» Required work
Take each line that has the word "如果三个向量" and return it.

--- Exercise inputs ---

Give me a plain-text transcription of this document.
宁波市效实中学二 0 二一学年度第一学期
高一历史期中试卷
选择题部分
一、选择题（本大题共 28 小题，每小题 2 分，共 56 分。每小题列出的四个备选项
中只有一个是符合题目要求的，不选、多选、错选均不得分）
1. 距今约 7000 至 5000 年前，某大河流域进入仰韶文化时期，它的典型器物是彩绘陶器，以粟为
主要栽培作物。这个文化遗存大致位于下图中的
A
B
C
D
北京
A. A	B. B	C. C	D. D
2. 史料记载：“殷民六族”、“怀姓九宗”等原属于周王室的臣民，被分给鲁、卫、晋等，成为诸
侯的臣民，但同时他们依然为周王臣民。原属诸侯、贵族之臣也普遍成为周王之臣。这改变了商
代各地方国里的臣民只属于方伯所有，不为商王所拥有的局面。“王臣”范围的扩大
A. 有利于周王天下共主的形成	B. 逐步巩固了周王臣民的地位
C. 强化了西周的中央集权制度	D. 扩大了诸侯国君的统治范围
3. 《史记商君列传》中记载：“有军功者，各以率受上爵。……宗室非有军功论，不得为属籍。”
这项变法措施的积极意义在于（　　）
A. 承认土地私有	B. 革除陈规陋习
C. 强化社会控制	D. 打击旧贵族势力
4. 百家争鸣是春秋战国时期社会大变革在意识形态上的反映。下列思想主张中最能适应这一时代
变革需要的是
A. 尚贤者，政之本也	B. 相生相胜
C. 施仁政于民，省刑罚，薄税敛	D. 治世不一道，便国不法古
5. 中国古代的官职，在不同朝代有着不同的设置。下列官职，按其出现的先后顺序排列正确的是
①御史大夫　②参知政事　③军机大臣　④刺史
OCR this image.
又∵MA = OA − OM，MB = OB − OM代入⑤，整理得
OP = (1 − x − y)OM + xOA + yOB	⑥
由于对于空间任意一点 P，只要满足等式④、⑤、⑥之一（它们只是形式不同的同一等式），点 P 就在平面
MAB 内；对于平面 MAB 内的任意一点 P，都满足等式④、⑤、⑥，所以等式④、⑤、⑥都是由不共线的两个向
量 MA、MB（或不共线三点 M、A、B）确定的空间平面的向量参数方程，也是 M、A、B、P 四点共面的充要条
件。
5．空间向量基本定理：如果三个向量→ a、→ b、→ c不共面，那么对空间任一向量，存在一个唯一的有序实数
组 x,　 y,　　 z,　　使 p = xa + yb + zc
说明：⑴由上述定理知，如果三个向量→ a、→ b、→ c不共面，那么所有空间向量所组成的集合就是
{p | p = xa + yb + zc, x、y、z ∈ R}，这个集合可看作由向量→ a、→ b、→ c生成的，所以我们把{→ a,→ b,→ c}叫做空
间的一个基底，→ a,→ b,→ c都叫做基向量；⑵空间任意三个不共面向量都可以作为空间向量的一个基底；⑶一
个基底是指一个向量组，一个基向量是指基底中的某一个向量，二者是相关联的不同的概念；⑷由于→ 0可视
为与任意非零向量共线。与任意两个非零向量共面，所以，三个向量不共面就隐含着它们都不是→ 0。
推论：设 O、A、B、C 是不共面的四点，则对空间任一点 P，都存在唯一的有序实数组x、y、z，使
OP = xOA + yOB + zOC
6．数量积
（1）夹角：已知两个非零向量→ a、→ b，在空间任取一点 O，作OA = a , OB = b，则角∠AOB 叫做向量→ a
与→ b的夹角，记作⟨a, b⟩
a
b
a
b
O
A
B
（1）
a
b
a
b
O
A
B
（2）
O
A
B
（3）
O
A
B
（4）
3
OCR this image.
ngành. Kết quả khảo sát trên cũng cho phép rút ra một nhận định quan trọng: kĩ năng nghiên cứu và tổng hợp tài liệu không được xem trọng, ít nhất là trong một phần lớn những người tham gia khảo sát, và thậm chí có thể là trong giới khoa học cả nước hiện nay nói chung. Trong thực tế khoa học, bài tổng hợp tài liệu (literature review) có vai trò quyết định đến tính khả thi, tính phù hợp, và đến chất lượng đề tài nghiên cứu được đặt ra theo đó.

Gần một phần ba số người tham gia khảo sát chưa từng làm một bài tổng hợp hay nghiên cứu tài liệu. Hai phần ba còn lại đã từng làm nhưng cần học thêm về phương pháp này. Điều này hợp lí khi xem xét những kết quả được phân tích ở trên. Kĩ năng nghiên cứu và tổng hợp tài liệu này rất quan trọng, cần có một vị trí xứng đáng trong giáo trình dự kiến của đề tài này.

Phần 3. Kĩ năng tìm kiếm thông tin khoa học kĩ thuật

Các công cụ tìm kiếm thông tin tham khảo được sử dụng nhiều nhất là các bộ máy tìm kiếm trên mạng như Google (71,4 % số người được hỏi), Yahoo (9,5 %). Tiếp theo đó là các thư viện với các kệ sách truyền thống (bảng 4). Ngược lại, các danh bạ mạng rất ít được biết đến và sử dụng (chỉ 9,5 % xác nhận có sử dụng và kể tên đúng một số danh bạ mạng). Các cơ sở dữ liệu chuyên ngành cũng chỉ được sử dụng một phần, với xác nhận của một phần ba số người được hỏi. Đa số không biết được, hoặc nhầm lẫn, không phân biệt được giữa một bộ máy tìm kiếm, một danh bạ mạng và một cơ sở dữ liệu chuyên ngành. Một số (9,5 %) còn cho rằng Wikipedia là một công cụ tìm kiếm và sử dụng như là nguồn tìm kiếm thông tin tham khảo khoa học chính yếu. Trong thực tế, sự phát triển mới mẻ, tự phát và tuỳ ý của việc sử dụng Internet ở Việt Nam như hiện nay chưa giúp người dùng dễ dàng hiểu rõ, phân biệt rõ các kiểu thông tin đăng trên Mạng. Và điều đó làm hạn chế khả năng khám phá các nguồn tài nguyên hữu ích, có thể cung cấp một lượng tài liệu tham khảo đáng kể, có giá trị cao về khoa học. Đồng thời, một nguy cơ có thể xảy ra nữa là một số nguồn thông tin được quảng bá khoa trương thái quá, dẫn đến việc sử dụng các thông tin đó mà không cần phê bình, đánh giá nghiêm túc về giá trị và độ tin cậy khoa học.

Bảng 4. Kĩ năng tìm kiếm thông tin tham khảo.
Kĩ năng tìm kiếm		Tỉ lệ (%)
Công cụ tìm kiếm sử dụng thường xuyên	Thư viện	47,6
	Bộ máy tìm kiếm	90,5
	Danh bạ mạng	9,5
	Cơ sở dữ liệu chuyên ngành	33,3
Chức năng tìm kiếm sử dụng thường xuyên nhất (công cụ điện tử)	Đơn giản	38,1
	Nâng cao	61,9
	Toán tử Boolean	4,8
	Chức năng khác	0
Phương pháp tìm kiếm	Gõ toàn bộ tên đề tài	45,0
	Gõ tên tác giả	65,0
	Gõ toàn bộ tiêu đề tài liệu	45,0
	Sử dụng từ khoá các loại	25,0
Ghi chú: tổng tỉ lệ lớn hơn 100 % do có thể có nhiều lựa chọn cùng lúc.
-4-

---

» Answer to this task
5．空间向量基本定理：如果三个向量→ a、→ b、→ c不共面，那么对空间任一向量，存在一个唯一的有序实数
说明：⑴由上述定理知，如果三个向量→ a、→ b、→ c不共面，那么所有空间向量所组成的集合就是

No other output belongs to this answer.